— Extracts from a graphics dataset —
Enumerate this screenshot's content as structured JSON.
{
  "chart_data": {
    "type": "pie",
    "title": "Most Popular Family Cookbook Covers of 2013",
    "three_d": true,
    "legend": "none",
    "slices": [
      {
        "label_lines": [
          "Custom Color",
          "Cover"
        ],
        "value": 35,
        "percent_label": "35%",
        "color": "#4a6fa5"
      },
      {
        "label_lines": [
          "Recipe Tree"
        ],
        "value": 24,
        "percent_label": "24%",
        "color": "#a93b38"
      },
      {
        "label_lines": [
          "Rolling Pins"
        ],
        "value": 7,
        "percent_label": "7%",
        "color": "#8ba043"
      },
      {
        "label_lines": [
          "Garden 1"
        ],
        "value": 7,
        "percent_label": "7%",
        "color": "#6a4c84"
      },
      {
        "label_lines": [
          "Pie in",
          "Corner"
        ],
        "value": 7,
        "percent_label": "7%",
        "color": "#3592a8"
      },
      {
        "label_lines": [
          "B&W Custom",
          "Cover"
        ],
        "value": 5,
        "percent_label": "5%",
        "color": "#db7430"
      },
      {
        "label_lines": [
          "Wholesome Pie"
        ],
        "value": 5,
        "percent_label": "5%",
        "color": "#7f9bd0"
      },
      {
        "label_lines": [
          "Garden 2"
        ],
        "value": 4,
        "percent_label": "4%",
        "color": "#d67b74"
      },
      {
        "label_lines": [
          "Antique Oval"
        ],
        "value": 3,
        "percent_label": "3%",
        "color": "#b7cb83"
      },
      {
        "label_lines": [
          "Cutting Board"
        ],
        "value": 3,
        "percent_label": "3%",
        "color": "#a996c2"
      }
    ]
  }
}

— Your instructions —
From the records above, extract every entry exactly as given.

— The response —
Enumerate this screenshot's content as structured JSON.
{
  "chart_data": {
    "type": "pie",
    "title": "Most Popular Family Cookbook Covers of 2013",
    "three_d": true,
    "legend": "none",
    "slices": [
      {
        "label_lines": [
          "Custom Color",
          "Cover"
        ],
        "value": 35,
        "percent_label": "35%",
        "color": "#4a6fa5"
      },
      {
        "label_lines": [
          "Recipe Tree"
        ],
        "value": 24,
        "percent_label": "24%",
        "color": "#a93b38"
      },
      {
        "label_lines": [
          "Rolling Pins"
        ],
        "value": 7,
        "percent_label": "7%",
        "color": "#8ba043"
      },
      {
        "label_lines": [
          "Garden 1"
        ],
        "value": 7,
        "percent_label": "7%",
        "color": "#6a4c84"
      },
      {
        "label_lines": [
          "Pie in",
          "Corner"
        ],
        "value": 7,
        "percent_label": "7%",
        "color": "#3592a8"
      },
      {
        "label_lines": [
          "B&W Custom",
          "Cover"
        ],
        "value": 5,
        "percent_label": "5%",
        "color": "#db7430"
      },
      {
        "label_lines": [
          "Wholesome Pie"
        ],
        "value": 5,
        "percent_label": "5%",
        "color": "#7f9bd0"
      },
      {
        "label_lines": [
          "Garden 2"
        ],
        "value": 4,
        "percent_label": "4%",
        "color": "#d67b74"
      },
      {
        "label_lines": [
          "Antique Oval"
        ],
        "value": 3,
        "percent_label": "3%",
        "color": "#b7cb83"
      },
      {
        "label_lines": [
          "Cutting Board"
        ],
        "value": 3,
        "percent_label": "3%",
        "color": "#a996c2"
      }
    ]
  }
}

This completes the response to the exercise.